In the mortgage discussion, what is the absolute maximum loan to value rate for most providers?

SELECTED TEXT
==*==
On your salary I would have thought borrowing £138,000 would be OK, although you don't mention how much the house is worth, the absolute maximum loan to value rate for most providers is 90%, although you'll get a better deal the lower the LTV. They will probably enquire about your marital status and your husband's debts (which, because you are married are to an extent joint debts) and for a lot of lenders it will simply be impossible for you to get a sole mortgage when you are married, particularly for a high LTV rate (because as above you can't be viewed as the sole owner) so this is something you need to discuss with your broker.

As to how to approach it with your Mum (and assuming you don't want to tell her about the debts), I'd simply say as you have said that now you are married and with a baby on the way it's time to regularise the financial situation. That wouldn't be a lie per se in my mind, just an omission...

maxelly · 09/07/2020 12:31

PS this is a good article about how you go about changing/removing people on and off mortgages and seems a reasonably good site in general for advice

www.onlinemortgageadvisor.co.uk/mortgage-application/transferring-adding-and-removing/

ChicCroissant · 09/07/2020 12:42

If you are on a fixed-term, what is the financial penalty for early redemption of the mortgage, around a month's interest? Because I doubt you can swap, you'll have to apply for a new mortgage.

You seem to be rushing this tbh, I would take a step back and have a rethink. While it might seem to be saving you money in the short-term, you're putting debts on to a much longer-term interest rate! I would calculate the difference between those 'extortionate' cards and the mortgage over presumably a 25 year term.
==*==
GIVEN ENTRIES
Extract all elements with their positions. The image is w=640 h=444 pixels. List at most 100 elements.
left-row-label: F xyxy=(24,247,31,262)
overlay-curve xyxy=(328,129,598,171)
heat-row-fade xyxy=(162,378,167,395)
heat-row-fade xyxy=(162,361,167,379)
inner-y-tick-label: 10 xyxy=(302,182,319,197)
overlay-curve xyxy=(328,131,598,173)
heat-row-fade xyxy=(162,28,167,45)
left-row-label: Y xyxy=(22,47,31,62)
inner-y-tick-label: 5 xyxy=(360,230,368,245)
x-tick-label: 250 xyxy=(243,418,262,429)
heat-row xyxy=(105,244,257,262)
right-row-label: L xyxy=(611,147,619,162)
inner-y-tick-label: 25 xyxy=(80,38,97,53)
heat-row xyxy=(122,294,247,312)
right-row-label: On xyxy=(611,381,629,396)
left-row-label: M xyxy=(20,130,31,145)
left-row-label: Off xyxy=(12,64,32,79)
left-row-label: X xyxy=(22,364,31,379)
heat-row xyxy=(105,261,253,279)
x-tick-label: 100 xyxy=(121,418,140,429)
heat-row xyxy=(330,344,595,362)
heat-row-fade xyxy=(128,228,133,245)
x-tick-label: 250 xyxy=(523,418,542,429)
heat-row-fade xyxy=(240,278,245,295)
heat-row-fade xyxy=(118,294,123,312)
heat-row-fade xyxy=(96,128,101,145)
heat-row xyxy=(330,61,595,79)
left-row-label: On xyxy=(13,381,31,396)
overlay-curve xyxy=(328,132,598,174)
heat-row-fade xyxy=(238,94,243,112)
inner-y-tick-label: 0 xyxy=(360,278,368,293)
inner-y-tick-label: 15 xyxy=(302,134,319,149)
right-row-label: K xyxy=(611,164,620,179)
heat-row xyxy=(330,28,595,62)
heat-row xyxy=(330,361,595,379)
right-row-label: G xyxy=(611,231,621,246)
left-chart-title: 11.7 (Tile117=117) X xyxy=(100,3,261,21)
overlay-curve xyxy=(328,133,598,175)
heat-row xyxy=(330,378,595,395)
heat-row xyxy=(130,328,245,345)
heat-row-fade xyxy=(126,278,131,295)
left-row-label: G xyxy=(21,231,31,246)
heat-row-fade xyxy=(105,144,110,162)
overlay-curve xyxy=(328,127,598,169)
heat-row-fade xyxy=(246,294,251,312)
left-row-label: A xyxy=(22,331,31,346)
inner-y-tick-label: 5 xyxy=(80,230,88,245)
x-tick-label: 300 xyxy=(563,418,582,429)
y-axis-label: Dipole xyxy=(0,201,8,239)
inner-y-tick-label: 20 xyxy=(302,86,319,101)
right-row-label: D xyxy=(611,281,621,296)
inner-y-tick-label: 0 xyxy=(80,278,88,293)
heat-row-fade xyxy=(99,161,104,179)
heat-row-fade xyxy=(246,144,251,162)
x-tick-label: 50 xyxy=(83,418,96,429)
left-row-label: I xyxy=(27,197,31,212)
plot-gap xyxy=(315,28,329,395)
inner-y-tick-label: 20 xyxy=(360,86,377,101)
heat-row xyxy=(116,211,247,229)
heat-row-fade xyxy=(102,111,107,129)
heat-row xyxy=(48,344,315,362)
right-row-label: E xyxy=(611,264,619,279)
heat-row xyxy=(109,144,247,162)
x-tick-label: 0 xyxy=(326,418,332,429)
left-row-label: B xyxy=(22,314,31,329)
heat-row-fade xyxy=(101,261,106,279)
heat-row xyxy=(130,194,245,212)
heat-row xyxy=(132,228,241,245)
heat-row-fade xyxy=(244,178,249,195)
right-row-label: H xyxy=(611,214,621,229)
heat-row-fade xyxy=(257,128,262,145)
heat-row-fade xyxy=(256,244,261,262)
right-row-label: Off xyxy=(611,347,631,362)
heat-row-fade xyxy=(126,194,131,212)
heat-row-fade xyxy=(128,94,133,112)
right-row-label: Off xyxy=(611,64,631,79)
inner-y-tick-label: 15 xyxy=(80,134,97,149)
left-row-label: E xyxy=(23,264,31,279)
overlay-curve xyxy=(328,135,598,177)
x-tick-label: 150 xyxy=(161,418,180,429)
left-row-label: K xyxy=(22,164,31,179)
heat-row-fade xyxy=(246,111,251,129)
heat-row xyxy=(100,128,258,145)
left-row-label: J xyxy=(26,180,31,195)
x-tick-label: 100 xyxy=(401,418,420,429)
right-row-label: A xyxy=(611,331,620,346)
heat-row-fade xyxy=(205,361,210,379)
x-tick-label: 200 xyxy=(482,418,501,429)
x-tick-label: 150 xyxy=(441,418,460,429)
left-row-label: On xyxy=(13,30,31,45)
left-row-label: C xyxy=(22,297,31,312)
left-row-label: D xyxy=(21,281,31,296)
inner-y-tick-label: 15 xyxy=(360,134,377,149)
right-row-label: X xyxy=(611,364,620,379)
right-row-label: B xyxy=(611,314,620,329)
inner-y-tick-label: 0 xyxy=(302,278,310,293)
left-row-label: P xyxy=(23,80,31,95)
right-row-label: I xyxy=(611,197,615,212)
==*==
SOLVED EXERCISE
90%